JOB:
In the listing below, find every line with the string "Opening" and pull it out.

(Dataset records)
╔══

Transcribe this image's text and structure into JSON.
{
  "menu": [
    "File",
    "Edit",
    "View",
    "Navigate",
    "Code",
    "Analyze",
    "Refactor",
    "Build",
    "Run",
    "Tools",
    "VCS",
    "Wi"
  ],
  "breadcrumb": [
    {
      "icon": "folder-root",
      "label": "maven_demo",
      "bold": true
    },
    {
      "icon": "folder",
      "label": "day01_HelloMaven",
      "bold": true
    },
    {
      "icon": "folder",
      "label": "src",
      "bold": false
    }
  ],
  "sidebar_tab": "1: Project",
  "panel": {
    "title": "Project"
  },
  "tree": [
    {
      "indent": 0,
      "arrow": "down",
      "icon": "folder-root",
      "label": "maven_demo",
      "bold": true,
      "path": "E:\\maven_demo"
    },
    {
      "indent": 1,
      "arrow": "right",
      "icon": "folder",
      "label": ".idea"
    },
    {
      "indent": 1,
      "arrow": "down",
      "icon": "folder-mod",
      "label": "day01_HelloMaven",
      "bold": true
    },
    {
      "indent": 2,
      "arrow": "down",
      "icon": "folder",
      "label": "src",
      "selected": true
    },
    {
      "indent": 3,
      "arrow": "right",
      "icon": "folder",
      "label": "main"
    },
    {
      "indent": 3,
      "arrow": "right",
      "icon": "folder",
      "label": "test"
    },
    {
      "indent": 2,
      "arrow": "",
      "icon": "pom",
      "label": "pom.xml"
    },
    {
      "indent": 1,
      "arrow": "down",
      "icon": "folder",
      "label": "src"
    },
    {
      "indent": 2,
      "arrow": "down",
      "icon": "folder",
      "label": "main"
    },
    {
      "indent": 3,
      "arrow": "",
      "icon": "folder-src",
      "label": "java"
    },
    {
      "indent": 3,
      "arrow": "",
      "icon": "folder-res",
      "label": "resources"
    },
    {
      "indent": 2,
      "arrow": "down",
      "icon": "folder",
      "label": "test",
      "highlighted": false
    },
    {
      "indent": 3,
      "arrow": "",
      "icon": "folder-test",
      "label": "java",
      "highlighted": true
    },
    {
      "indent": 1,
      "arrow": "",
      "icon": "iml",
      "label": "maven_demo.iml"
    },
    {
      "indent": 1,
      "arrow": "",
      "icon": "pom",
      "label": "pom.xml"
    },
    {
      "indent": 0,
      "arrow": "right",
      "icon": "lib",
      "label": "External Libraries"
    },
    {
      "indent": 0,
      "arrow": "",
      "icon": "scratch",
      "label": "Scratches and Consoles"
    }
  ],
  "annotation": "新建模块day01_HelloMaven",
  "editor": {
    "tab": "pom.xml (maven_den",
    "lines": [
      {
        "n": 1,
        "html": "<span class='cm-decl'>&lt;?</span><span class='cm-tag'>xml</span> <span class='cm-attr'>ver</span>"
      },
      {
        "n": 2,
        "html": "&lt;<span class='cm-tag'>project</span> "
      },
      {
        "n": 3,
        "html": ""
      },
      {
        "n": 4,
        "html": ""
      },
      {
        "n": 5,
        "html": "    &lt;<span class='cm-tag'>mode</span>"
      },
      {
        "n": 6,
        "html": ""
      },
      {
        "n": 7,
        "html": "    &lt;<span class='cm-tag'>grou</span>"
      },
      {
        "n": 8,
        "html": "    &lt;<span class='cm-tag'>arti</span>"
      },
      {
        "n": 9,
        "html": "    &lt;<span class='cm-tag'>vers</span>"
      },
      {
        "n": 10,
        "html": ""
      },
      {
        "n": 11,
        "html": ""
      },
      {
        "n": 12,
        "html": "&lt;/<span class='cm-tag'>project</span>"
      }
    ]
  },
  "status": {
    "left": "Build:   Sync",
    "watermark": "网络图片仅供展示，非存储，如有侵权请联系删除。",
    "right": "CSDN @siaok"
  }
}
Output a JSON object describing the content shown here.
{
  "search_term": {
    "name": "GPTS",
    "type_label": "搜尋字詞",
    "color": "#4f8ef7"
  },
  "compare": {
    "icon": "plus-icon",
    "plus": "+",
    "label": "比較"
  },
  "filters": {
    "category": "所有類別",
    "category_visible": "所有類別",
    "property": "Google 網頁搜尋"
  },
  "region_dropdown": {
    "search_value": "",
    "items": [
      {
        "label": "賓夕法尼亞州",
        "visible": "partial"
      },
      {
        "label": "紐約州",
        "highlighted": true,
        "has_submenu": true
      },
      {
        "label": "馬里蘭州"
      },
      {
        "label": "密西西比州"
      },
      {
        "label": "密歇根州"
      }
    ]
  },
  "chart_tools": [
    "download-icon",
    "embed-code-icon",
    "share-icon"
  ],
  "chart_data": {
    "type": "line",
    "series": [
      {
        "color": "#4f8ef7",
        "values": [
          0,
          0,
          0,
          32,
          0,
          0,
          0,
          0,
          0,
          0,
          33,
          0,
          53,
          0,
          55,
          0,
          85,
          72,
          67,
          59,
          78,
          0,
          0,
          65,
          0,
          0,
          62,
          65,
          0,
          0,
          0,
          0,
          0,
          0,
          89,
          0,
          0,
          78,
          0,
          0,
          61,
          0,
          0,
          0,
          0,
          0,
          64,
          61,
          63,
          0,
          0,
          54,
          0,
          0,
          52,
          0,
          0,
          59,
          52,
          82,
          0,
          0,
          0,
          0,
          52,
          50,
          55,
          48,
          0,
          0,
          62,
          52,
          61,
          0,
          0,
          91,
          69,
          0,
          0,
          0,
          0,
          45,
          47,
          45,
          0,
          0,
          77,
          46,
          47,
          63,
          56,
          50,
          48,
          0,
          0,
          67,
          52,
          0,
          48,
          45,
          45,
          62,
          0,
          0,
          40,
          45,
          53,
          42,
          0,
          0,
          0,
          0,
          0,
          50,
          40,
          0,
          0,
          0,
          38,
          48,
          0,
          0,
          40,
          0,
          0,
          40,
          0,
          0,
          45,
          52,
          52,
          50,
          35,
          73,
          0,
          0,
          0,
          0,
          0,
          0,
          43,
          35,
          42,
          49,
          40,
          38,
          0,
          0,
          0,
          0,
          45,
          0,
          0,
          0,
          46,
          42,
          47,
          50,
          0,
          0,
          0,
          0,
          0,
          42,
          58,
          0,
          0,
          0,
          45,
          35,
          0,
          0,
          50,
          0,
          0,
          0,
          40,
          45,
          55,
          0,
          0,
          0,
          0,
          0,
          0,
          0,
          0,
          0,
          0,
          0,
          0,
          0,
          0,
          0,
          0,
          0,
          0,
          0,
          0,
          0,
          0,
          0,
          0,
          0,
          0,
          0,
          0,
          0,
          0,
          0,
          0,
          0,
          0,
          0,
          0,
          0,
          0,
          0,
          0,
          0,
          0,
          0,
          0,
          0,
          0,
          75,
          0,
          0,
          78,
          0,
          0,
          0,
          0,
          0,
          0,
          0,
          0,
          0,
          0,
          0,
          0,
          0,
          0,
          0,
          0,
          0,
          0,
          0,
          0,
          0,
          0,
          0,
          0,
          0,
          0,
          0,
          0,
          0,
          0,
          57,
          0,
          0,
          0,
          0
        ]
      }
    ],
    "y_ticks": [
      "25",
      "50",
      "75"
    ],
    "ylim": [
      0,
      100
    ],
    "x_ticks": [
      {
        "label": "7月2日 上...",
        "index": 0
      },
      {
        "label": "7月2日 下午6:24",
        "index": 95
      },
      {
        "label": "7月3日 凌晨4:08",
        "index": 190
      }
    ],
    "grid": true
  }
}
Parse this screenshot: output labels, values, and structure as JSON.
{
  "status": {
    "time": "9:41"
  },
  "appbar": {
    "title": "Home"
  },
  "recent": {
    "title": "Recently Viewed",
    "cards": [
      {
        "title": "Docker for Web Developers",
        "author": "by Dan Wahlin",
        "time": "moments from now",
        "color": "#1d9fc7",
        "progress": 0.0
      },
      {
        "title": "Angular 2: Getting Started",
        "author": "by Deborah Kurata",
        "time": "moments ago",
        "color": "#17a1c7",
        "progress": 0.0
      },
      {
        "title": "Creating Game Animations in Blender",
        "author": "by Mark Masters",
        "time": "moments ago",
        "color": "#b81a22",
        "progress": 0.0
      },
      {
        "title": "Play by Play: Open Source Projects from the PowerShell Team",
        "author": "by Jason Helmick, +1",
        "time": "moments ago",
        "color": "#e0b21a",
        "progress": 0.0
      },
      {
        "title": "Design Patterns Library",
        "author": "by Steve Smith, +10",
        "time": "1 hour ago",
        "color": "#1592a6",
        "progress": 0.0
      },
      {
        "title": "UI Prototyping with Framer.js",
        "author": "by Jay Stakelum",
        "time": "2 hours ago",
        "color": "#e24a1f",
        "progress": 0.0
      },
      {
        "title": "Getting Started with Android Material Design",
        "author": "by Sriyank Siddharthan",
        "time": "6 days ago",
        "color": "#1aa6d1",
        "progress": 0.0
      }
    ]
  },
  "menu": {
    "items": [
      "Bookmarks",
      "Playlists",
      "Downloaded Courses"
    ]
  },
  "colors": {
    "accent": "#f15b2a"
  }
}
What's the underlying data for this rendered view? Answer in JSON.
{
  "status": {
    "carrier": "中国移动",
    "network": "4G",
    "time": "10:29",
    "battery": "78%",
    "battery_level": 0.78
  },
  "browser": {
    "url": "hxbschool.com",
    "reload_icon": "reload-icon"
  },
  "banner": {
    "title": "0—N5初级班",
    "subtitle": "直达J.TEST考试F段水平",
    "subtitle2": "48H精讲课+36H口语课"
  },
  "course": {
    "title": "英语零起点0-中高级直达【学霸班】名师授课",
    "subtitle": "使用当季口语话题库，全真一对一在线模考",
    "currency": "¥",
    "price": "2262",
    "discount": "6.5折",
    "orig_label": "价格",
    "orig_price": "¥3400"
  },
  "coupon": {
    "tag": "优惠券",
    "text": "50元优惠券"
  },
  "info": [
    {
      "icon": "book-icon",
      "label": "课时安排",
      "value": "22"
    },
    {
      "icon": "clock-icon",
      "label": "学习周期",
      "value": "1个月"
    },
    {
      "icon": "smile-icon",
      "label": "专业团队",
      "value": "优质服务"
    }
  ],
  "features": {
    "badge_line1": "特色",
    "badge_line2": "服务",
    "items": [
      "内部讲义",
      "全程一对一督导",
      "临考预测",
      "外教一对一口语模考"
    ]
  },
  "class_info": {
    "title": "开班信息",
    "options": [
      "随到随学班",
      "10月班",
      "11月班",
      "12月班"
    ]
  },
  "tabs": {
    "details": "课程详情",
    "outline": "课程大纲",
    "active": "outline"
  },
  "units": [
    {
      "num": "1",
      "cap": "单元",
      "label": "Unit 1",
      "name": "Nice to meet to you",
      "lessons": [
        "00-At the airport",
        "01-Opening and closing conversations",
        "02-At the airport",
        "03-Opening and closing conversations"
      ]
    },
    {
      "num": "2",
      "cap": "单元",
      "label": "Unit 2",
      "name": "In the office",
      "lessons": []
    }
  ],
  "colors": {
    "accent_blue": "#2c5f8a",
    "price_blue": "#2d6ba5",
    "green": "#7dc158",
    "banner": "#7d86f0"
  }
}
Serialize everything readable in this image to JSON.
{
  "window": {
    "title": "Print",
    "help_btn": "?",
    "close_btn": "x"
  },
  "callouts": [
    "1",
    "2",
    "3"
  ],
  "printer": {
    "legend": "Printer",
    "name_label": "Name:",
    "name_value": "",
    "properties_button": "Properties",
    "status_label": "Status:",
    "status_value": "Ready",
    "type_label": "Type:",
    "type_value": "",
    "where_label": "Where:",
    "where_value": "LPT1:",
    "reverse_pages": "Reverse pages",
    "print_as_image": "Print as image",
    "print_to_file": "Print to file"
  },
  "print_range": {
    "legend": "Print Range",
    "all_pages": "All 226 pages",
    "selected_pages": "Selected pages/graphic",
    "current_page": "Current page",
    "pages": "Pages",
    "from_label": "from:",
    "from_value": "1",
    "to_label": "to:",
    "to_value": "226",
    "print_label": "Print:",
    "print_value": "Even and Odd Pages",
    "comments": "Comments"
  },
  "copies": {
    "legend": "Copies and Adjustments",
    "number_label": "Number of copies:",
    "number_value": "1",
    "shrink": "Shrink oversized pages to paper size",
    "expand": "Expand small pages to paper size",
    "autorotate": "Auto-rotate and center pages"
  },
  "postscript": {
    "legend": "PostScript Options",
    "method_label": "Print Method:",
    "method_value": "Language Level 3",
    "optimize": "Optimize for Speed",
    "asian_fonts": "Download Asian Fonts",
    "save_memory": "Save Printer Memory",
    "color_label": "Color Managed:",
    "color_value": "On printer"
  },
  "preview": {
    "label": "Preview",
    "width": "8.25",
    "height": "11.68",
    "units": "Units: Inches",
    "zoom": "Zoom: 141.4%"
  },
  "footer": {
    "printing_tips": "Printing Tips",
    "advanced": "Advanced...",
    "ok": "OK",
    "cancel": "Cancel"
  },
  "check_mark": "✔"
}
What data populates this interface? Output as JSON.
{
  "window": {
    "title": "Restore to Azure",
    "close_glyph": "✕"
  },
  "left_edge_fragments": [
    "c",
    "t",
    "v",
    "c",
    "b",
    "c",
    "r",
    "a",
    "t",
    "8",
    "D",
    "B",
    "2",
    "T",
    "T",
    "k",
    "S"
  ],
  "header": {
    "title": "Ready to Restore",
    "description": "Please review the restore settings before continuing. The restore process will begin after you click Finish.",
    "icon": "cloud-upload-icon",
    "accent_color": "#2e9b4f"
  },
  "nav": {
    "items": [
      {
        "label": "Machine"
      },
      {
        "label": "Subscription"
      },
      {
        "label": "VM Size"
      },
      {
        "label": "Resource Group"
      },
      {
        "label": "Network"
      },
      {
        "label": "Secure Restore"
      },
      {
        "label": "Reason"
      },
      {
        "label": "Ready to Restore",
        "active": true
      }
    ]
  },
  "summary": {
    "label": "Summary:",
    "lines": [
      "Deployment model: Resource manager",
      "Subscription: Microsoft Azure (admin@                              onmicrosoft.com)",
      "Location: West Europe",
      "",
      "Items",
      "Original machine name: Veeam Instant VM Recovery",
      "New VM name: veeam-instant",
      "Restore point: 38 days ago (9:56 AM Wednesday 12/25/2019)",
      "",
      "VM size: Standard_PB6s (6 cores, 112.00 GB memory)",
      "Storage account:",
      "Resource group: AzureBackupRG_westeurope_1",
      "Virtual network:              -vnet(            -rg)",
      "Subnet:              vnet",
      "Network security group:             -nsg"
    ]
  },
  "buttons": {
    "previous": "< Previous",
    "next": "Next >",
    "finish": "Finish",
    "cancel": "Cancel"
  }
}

╚══

EXERCISE OUTPUT:
        "01-Opening and closing conversations",
        "03-Opening and closing conversations"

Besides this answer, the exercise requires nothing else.